# Extracted data
┌──

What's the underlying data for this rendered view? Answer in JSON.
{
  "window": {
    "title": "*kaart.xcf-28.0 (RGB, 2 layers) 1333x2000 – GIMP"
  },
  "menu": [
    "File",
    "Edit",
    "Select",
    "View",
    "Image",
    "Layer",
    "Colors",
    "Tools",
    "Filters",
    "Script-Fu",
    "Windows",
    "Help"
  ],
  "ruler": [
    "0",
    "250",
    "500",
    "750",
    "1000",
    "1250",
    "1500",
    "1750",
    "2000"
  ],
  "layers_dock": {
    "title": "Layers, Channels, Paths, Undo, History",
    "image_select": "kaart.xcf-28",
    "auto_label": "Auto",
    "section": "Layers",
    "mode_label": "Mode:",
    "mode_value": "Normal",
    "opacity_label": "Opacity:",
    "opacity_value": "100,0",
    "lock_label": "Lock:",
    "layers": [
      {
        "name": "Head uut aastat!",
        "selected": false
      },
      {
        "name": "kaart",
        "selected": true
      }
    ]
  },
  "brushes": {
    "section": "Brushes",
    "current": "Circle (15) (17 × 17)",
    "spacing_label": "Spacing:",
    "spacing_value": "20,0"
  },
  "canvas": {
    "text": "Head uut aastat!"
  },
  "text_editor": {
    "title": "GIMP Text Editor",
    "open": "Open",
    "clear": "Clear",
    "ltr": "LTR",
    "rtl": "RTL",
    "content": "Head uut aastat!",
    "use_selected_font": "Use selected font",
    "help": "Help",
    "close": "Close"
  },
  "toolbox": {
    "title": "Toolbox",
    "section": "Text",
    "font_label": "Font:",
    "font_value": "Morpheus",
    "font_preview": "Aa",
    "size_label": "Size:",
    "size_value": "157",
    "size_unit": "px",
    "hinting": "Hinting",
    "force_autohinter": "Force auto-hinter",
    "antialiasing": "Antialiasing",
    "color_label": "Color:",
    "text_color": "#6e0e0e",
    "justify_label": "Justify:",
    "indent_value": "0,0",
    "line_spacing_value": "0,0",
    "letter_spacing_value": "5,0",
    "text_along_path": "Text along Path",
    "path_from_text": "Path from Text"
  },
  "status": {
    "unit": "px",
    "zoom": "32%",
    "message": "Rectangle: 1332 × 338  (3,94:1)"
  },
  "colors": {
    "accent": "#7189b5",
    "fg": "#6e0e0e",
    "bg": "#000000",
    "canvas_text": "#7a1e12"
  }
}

└──

Each entry above is to be quoted exactly.

What's the underlying data for this rendered view? Answer in JSON.
{
  "window": {
    "title": "*kaart.xcf-28.0 (RGB, 2 layers) 1333x2000 – GIMP"
  },
  "menu": [
    "File",
    "Edit",
    "Select",
    "View",
    "Image",
    "Layer",
    "Colors",
    "Tools",
    "Filters",
    "Script-Fu",
    "Windows",
    "Help"
  ],
  "ruler": [
    "0",
    "250",
    "500",
    "750",
    "1000",
    "1250",
    "1500",
    "1750",
    "2000"
  ],
  "layers_dock": {
    "title": "Layers, Channels, Paths, Undo, History",
    "image_select": "kaart.xcf-28",
    "auto_label": "Auto",
    "section": "Layers",
    "mode_label": "Mode:",
    "mode_value": "Normal",
    "opacity_label": "Opacity:",
    "opacity_value": "100,0",
    "lock_label": "Lock:",
    "layers": [
      {
        "name": "Head uut aastat!",
        "selected": false
      },
      {
        "name": "kaart",
        "selected": true
      }
    ]
  },
  "brushes": {
    "section": "Brushes",
    "current": "Circle (15) (17 × 17)",
    "spacing_label": "Spacing:",
    "spacing_value": "20,0"
  },
  "canvas": {
    "text": "Head uut aastat!"
  },
  "text_editor": {
    "title": "GIMP Text Editor",
    "open": "Open",
    "clear": "Clear",
    "ltr": "LTR",
    "rtl": "RTL",
    "content": "Head uut aastat!",
    "use_selected_font": "Use selected font",
    "help": "Help",
    "close": "Close"
  },
  "toolbox": {
    "title": "Toolbox",
    "section": "Text",
    "font_label": "Font:",
    "font_value": "Morpheus",
    "font_preview": "Aa",
    "size_label": "Size:",
    "size_value": "157",
    "size_unit": "px",
    "hinting": "Hinting",
    "force_autohinter": "Force auto-hinter",
    "antialiasing": "Antialiasing",
    "color_label": "Color:",
    "text_color": "#6e0e0e",
    "justify_label": "Justify:",
    "indent_value": "0,0",
    "line_spacing_value": "0,0",
    "letter_spacing_value": "5,0",
    "text_along_path": "Text along Path",
    "path_from_text": "Path from Text"
  },
  "status": {
    "unit": "px",
    "zoom": "32%",
    "message": "Rectangle: 1332 × 338  (3,94:1)"
  },
  "colors": {
    "accent": "#7189b5",
    "fg": "#6e0e0e",
    "bg": "#000000",
    "canvas_text": "#7a1e12"
  }
}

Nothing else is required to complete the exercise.